• **CONSIGNE A**: D'après le récit de la promenade en forêt, qui gère le moindre arbre de la forêt domaniale ?
• **CONSIGNE B**: Dans le récit de la promenade en forêt, recopiez fidèlement le passage qui va de « Oui ! On enterre » à « est privée, là ! ».
• **CONSIGNE C**: Prolongez le récit de la promenade en forêt à partir de sa dernière phrase.

Oui ! On enterre vite les gens par ici, on a peur du désordre !
Au loin, comme une forêt vierge, le bord de la forêt me donne cette impression à l’arrêt (la fin, la terminaison) du champ au loin où la forêt reprend…
Où la forêt est privée, là !
Privée ! Privée de quoi ?
Aaah si ! Vous ne connaissez pas les mœurs locales. Nous disions de la forêt qu’elle est privée, en effet, à certains endroits, et domaniale à d’autres ; ce qu’on appelle les domaines, c’est une propriété commune à la société où sévit cette forêt, dans le territoire où elle est implantée, elle est domaniale, elle est partagée de tous, (surveillée) par le garde forestier qui gère le moindre arbre, qui dit « celui-là, on le coupera demain… ou plus tard… ou jamais ! » Qui permet ces marquages que l’on fait dessus, comme sur du bétail, comme sur des esclaves, comme dans des troupeaux, on identifie la bête, celle qui ira à l’abattage, celle qui restera dans le troupeau ? C’est comme ça que ça se passe ici et ailleurs ; dans ce territoire, tout est assez organisé malgré que l’on fasse toujours quelques découpes en douce, sans avertir quiconque, on cache des trésors ; nous allons d’ailleurs passer auprès d’un de ceux-là, j’y ai vu quelque deux pattes y rechercher la petite boîte où ils auraient mis quelques substances à cacher, à moins que ce soit un véritable trésor, quelques pièces en or, à moins que ce soit quelques monnaies fiduciaires, on ne sait, on ne sait ! J’ai tenté de rechercher là où ils avaient pioché, je n’ai rien trouvé, peut-être l’avaient-ils déplacé, leur secret, leur trésor…

18’22
Ah ! nous arrivons dans la zone torturée où les roulements des machines se voient sur le chemin, dans les anfractuosités du sol où la terre est humide encore. Et dans cette trouée que l’on a dégagée, un chemin qui il y a quelque temps était barré de quelques barbelés où l’on vous interdisait d’y entrer, on voit encore aux abords ces barbelés délaissés enroulés sur eux-mêmes, prêts à rebarrer le chemin ; sous l’arbre où il est marqué « chasse gardée ! propriété privée ! défense d’entrée ! défense de pisser ! défense d’éructer ! défense de médire ! défense de tout ! » Ils ont quels droits ces gens-là, à vous défendre le passage (si hardiment) ?

• **EXTRAIT DE DONNÉES**:
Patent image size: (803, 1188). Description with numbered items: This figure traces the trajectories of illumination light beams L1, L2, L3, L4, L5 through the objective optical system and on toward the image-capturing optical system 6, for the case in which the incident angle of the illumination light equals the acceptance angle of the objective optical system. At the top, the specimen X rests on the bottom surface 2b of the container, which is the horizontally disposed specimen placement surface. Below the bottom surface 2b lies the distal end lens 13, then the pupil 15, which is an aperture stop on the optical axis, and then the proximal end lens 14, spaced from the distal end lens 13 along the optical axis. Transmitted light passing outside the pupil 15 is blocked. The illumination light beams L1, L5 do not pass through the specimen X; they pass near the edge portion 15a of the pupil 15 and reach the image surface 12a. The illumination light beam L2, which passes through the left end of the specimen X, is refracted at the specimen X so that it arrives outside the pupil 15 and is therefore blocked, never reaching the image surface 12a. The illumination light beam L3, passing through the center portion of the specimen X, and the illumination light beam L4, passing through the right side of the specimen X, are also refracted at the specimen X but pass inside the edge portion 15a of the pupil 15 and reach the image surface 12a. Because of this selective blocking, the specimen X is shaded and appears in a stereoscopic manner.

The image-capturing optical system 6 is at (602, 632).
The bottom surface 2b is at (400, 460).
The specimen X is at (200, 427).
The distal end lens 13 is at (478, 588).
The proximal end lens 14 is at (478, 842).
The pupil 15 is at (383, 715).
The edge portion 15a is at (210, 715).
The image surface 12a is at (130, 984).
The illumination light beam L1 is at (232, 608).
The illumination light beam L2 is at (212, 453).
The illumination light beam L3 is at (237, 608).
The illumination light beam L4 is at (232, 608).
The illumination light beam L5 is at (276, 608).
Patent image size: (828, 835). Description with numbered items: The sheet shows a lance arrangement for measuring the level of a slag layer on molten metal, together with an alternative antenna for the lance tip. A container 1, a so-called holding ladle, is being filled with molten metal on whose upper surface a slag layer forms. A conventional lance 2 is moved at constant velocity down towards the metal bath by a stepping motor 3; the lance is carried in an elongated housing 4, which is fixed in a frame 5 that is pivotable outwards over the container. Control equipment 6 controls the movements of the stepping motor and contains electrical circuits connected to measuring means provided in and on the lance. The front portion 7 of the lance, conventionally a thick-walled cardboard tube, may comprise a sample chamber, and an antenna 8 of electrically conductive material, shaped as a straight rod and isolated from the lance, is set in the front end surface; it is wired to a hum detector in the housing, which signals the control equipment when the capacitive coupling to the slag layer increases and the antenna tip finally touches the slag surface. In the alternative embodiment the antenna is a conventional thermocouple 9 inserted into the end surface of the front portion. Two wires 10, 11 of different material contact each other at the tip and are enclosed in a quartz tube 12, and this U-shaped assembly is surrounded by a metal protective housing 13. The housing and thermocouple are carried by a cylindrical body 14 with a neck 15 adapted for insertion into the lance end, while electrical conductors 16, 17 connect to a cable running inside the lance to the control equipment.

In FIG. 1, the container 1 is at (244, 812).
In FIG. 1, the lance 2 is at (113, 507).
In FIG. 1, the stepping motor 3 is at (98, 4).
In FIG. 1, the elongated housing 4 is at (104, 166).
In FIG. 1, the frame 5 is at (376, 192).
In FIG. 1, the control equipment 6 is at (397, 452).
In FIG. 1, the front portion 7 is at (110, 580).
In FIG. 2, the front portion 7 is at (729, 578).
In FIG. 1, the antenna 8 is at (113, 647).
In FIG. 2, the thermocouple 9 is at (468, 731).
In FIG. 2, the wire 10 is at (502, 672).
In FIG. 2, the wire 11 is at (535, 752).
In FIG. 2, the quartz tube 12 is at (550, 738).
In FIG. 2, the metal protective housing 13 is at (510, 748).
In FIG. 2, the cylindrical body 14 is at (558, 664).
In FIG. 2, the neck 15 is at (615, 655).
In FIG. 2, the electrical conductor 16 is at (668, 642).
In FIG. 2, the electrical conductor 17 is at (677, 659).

• **RÉPONSE ATTENDUE A**: Le garde forestier.

• **RÉPONSE ATTENDUE B**:
Oui ! On enterre vite les gens par ici, on a peur du désordre !
Au loin, comme une forêt vierge, le bord de la forêt me donne cette impression à l’arrêt (la fin, la terminaison) du champ au loin où la forêt reprend…
Où la forêt est privée, là !

• **RÉPONSE ATTENDUE C**:
Oh, ils le prennent, le droit ; ils l’accaparent, le droit !
Vous n’en avez pas assez, vous n’en avez pas assez de médire, de médire, toujours médire ?
Je ne médis pas, je râle ! Je m’offusque ! Je me défoule ! Je vocifère ! Je ne râle pas, je ne maudis pas, je m’indigne de ce que nous sommes ; car voyez-vous, si j’étais né en un autre endroit, à côté de celui où je naquis, peut-être serais-je (devenu) un de ces bûcherons coupant les arbres, sans de plus amples soucis que de compter le nombre de tranchements que j’ai fait (dans la journée), pour voir combien cela va me rapporter. De l’arbre, je m’en foutrais, je ne lui dirai même pas « merci », de permettre ma survie, je protège bien mon tas de bois là à côté, celui qui est devant moi ; en haut, on a mis des bandes (marques) rouges avec cette peinture fluorescente pour (pouvoir) vérifier si l’on ne prendrait pas quelques fagots, en cas de vol.
On se méfie de vous ?
On se méfie de tout !

22’02
La lecture de votre petit message, de votre petite sonorité, va encore être longue, il vous faudra du temps pour la transcrire en quelques écrits, n’en avez-vous pas assez ?
Non !… Continuez, encore, encore un peu, voyez les crevasses, les grosses crevasses là, elles sont gênantes pour celui qui marche, surtout quand la terre durcit, on finit par se casser la gueule dans ces trouées béantes, celles conçues par ces machines (exubérantes et) roulantes…
Je m’ennuie, Monsieur !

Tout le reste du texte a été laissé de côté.